### GIVEN REQUEST
How many lines of the data include the string "Award"? State the number and nothing else.

### ROWS
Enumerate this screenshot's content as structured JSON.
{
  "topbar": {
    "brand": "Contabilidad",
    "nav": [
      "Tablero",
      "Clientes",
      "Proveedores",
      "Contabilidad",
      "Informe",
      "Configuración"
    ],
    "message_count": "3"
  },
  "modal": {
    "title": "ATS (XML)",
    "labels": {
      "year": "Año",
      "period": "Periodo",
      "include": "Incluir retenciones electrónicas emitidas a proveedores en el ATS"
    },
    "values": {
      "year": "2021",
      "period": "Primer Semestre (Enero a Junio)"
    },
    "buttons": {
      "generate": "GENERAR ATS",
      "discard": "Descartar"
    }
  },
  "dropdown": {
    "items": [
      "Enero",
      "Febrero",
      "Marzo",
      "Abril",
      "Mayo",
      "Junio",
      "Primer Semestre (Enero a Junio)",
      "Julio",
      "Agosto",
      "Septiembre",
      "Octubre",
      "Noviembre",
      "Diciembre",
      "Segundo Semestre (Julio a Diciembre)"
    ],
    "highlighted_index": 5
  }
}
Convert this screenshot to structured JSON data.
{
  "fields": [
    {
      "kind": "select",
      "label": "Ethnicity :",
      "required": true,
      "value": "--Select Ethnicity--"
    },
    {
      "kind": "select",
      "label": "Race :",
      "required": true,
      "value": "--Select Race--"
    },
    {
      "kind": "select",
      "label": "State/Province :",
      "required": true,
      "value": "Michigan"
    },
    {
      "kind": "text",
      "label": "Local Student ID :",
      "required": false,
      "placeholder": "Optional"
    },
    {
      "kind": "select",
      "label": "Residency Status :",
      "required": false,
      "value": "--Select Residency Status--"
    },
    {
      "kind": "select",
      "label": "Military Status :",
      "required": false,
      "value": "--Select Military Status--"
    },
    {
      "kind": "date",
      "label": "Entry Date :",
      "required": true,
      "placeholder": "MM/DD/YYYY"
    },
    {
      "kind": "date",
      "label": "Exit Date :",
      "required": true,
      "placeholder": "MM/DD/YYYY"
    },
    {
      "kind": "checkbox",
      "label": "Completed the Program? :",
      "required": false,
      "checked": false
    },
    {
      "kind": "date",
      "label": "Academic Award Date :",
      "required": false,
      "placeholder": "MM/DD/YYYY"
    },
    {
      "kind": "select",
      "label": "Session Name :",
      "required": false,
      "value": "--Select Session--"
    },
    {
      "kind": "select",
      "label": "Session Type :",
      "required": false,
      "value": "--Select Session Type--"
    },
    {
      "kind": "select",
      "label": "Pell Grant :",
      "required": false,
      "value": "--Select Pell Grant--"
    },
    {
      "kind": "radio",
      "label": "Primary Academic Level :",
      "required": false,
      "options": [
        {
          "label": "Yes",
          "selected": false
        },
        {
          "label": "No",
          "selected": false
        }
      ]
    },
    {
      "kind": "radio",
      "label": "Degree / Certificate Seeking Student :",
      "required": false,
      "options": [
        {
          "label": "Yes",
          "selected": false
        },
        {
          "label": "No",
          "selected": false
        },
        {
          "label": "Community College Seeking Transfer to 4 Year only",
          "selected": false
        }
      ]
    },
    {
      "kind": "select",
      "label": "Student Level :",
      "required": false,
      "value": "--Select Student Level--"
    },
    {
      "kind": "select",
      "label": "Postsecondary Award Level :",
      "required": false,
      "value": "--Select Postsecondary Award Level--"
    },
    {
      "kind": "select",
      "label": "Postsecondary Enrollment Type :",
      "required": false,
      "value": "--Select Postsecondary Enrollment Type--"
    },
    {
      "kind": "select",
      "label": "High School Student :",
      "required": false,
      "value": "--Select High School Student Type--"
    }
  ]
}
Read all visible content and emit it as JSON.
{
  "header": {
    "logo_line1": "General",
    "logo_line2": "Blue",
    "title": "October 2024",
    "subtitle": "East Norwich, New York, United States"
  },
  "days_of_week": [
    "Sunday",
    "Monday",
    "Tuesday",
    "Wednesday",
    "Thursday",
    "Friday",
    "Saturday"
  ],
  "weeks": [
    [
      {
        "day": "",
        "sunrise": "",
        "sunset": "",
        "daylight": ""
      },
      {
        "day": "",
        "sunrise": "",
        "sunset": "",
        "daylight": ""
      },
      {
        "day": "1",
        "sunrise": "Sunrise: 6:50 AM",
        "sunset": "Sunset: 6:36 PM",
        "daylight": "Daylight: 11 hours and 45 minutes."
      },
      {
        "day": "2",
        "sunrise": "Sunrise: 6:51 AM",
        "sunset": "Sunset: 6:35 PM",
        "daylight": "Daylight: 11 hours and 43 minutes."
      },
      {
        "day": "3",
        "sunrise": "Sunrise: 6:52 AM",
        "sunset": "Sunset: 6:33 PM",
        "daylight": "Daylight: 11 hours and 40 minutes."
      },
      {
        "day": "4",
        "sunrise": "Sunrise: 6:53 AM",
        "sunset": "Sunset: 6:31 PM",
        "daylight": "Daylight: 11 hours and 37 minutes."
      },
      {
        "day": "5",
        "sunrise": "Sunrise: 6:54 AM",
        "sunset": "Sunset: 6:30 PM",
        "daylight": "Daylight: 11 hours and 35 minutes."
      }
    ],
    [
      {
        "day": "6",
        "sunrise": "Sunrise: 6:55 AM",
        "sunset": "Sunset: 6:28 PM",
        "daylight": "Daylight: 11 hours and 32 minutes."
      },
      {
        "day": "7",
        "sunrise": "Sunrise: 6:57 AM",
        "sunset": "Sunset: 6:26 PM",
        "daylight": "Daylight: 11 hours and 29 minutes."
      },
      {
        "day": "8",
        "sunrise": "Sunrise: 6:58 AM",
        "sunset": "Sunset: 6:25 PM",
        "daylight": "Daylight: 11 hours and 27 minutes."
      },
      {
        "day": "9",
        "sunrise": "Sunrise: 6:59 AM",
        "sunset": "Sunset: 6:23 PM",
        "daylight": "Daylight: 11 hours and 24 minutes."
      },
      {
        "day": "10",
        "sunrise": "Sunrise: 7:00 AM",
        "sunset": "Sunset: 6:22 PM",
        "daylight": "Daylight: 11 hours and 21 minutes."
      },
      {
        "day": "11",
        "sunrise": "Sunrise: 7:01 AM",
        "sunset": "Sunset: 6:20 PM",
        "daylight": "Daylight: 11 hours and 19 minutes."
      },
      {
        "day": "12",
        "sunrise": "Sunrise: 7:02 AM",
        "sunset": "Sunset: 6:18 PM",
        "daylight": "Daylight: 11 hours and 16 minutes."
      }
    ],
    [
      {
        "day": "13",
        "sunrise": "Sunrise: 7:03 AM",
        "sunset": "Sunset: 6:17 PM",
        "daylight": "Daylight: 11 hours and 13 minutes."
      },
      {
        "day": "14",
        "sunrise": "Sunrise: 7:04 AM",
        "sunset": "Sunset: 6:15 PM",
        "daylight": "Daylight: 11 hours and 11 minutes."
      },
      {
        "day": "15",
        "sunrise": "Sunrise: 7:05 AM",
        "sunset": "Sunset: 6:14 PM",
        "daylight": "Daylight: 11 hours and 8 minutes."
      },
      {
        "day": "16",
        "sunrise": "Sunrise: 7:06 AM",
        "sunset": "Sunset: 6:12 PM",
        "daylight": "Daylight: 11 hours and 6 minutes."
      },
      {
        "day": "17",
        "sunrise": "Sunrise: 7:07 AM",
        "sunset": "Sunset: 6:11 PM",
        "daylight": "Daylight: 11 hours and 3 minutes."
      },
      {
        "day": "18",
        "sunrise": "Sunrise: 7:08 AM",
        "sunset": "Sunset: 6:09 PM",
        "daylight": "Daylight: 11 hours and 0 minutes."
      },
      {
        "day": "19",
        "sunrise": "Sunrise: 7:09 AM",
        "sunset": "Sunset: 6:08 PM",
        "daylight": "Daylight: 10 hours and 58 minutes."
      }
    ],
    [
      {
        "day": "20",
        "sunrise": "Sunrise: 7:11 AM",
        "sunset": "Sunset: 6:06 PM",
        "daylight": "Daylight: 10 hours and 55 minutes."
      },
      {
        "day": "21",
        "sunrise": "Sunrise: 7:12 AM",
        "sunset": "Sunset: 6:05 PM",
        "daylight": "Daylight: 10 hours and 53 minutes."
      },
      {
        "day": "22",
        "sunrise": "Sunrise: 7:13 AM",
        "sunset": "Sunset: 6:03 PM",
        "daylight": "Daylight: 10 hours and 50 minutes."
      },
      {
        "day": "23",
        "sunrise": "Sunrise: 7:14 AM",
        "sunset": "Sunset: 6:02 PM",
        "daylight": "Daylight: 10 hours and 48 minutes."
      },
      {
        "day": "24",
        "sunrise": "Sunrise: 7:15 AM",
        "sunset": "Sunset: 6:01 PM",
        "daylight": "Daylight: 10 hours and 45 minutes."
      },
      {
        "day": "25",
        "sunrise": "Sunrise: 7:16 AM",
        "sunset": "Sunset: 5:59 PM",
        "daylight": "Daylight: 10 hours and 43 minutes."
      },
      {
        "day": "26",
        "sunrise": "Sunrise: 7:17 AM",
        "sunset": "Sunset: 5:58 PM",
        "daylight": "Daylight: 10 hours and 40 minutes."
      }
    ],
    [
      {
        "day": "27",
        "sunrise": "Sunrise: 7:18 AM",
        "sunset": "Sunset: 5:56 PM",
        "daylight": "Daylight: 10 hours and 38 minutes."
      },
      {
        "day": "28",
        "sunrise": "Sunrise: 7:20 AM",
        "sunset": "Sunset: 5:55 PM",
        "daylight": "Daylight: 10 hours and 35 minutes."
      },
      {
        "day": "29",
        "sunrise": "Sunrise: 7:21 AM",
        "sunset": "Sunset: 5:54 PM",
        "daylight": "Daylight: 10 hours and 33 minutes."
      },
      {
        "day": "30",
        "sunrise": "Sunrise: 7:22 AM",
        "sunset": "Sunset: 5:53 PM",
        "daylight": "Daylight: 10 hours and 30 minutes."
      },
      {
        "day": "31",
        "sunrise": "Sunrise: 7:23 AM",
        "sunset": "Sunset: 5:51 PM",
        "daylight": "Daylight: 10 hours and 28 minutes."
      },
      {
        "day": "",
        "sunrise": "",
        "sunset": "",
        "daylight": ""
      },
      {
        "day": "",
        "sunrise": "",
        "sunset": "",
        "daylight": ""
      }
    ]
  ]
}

### FINAL RESULT
3